*Given exercise*
All the data should come back exactly as it was given.

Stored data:
┄┄┄┄┄┄┄┄┄┄

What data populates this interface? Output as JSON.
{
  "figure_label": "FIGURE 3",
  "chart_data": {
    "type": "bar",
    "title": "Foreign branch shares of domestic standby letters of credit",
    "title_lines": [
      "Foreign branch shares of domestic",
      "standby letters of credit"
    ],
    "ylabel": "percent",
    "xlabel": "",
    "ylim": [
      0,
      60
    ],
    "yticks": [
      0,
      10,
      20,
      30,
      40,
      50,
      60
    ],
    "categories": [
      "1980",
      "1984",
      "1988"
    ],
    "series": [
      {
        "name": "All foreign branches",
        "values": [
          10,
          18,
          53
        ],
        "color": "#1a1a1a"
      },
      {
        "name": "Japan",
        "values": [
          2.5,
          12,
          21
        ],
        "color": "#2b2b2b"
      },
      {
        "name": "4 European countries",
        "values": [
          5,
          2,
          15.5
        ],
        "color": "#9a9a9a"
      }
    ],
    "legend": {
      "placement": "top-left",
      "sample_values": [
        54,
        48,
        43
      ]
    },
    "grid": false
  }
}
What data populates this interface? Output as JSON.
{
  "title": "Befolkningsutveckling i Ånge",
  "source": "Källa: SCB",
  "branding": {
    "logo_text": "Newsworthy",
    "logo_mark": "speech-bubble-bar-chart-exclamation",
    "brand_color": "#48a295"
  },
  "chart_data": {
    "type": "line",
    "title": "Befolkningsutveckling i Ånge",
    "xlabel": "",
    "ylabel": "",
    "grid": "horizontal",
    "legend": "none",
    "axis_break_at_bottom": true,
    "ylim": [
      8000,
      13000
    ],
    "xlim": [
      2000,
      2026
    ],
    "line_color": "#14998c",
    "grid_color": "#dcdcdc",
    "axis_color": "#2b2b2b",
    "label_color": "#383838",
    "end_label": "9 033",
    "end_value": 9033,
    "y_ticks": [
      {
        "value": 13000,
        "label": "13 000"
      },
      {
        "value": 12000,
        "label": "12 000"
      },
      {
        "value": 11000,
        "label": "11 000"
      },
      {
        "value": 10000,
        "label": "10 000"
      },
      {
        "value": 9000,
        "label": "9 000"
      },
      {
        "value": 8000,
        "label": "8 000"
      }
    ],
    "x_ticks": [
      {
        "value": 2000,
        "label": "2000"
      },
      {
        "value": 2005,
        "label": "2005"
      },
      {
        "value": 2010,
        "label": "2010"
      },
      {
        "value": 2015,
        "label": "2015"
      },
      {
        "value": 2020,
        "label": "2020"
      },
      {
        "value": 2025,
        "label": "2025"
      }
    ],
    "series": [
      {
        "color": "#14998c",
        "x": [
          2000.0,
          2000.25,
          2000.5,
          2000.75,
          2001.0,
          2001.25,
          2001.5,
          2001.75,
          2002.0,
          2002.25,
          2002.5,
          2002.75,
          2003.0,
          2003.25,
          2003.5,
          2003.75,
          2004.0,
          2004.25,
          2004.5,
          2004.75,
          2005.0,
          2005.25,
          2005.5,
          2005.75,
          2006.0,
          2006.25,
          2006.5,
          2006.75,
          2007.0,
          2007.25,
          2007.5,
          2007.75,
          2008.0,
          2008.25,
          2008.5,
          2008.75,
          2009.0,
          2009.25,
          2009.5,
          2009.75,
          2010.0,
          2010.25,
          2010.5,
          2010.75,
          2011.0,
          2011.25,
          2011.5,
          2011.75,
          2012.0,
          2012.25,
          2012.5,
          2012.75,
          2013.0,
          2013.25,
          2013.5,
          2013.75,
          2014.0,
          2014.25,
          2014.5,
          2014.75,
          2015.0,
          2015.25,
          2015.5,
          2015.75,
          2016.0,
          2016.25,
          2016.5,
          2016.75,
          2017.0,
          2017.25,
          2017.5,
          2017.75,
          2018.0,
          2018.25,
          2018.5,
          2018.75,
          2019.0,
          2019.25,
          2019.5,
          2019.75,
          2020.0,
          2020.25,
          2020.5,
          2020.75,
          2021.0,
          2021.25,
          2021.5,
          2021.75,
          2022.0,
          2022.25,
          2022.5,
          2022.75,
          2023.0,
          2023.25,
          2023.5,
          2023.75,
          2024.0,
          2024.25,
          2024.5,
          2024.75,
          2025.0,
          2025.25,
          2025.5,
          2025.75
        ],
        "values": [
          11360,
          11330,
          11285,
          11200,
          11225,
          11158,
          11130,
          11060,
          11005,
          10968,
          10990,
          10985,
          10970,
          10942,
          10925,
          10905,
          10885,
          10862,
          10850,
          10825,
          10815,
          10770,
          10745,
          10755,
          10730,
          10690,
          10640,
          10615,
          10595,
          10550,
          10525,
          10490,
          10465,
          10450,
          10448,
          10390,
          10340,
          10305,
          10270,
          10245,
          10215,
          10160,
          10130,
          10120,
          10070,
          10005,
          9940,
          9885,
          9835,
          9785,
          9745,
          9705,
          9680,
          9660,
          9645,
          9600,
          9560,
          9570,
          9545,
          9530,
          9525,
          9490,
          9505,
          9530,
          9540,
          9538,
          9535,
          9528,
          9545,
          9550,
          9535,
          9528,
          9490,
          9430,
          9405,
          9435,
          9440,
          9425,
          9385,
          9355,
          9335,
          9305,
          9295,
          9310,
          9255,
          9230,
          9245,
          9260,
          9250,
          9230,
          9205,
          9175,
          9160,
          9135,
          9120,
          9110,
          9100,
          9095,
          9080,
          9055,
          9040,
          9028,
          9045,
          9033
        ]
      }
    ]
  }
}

┄┄┄┄┄┄┄┄┄┄

*Result*
What data populates this interface? Output as JSON.
{
  "figure_label": "FIGURE 3",
  "chart_data": {
    "type": "bar",
    "title": "Foreign branch shares of domestic standby letters of credit",
    "title_lines": [
      "Foreign branch shares of domestic",
      "standby letters of credit"
    ],
    "ylabel": "percent",
    "xlabel": "",
    "ylim": [
      0,
      60
    ],
    "yticks": [
      0,
      10,
      20,
      30,
      40,
      50,
      60
    ],
    "categories": [
      "1980",
      "1984",
      "1988"
    ],
    "series": [
      {
        "name": "All foreign branches",
        "values": [
          10,
          18,
          53
        ],
        "color": "#1a1a1a"
      },
      {
        "name": "Japan",
        "values": [
          2.5,
          12,
          21
        ],
        "color": "#2b2b2b"
      },
      {
        "name": "4 European countries",
        "values": [
          5,
          2,
          15.5
        ],
        "color": "#9a9a9a"
      }
    ],
    "legend": {
      "placement": "top-left",
      "sample_values": [
        54,
        48,
        43
      ]
    },
    "grid": false
  }
}
What data populates this interface? Output as JSON.
{
  "title": "Befolkningsutveckling i Ånge",
  "source": "Källa: SCB",
  "branding": {
    "logo_text": "Newsworthy",
    "logo_mark": "speech-bubble-bar-chart-exclamation",
    "brand_color": "#48a295"
  },
  "chart_data": {
    "type": "line",
    "title": "Befolkningsutveckling i Ånge",
    "xlabel": "",
    "ylabel": "",
    "grid": "horizontal",
    "legend": "none",
    "axis_break_at_bottom": true,
    "ylim": [
      8000,
      13000
    ],
    "xlim": [
      2000,
      2026
    ],
    "line_color": "#14998c",
    "grid_color": "#dcdcdc",
    "axis_color": "#2b2b2b",
    "label_color": "#383838",
    "end_label": "9 033",
    "end_value": 9033,
    "y_ticks": [
      {
        "value": 13000,
        "label": "13 000"
      },
      {
        "value": 12000,
        "label": "12 000"
      },
      {
        "value": 11000,
        "label": "11 000"
      },
      {
        "value": 10000,
        "label": "10 000"
      },
      {
        "value": 9000,
        "label": "9 000"
      },
      {
        "value": 8000,
        "label": "8 000"
      }
    ],
    "x_ticks": [
      {
        "value": 2000,
        "label": "2000"
      },
      {
        "value": 2005,
        "label": "2005"
      },
      {
        "value": 2010,
        "label": "2010"
      },
      {
        "value": 2015,
        "label": "2015"
      },
      {
        "value": 2020,
        "label": "2020"
      },
      {
        "value": 2025,
        "label": "2025"
      }
    ],
    "series": [
      {
        "color": "#14998c",
        "x": [
          2000.0,
          2000.25,
          2000.5,
          2000.75,
          2001.0,
          2001.25,
          2001.5,
          2001.75,
          2002.0,
          2002.25,
          2002.5,
          2002.75,
          2003.0,
          2003.25,
          2003.5,
          2003.75,
          2004.0,
          2004.25,
          2004.5,
          2004.75,
          2005.0,
          2005.25,
          2005.5,
          2005.75,
          2006.0,
          2006.25,
          2006.5,
          2006.75,
          2007.0,
          2007.25,
          2007.5,
          2007.75,
          2008.0,
          2008.25,
          2008.5,
          2008.75,
          2009.0,
          2009.25,
          2009.5,
          2009.75,
          2010.0,
          2010.25,
          2010.5,
          2010.75,
          2011.0,
          2011.25,
          2011.5,
          2011.75,
          2012.0,
          2012.25,
          2012.5,
          2012.75,
          2013.0,
          2013.25,
          2013.5,
          2013.75,
          2014.0,
          2014.25,
          2014.5,
          2014.75,
          2015.0,
          2015.25,
          2015.5,
          2015.75,
          2016.0,
          2016.25,
          2016.5,
          2016.75,
          2017.0,
          2017.25,
          2017.5,
          2017.75,
          2018.0,
          2018.25,
          2018.5,
          2018.75,
          2019.0,
          2019.25,
          2019.5,
          2019.75,
          2020.0,
          2020.25,
          2020.5,
          2020.75,
          2021.0,
          2021.25,
          2021.5,
          2021.75,
          2022.0,
          2022.25,
          2022.5,
          2022.75,
          2023.0,
          2023.25,
          2023.5,
          2023.75,
          2024.0,
          2024.25,
          2024.5,
          2024.75,
          2025.0,
          2025.25,
          2025.5,
          2025.75
        ],
        "values": [
          11360,
          11330,
          11285,
          11200,
          11225,
          11158,
          11130,
          11060,
          11005,
          10968,
          10990,
          10985,
          10970,
          10942,
          10925,
          10905,
          10885,
          10862,
          10850,
          10825,
          10815,
          10770,
          10745,
          10755,
          10730,
          10690,
          10640,
          10615,
          10595,
          10550,
          10525,
          10490,
          10465,
          10450,
          10448,
          10390,
          10340,
          10305,
          10270,
          10245,
          10215,
          10160,
          10130,
          10120,
          10070,
          10005,
          9940,
          9885,
          9835,
          9785,
          9745,
          9705,
          9680,
          9660,
          9645,
          9600,
          9560,
          9570,
          9545,
          9530,
          9525,
          9490,
          9505,
          9530,
          9540,
          9538,
          9535,
          9528,
          9545,
          9550,
          9535,
          9528,
          9490,
          9430,
          9405,
          9435,
          9440,
          9425,
          9385,
          9355,
          9335,
          9305,
          9295,
          9310,
          9255,
          9230,
          9245,
          9260,
          9250,
          9230,
          9205,
          9175,
          9160,
          9135,
          9120,
          9110,
          9100,
          9095,
          9080,
          9055,
          9040,
          9028,
          9045,
          9033
        ]
      }
    ]
  }
}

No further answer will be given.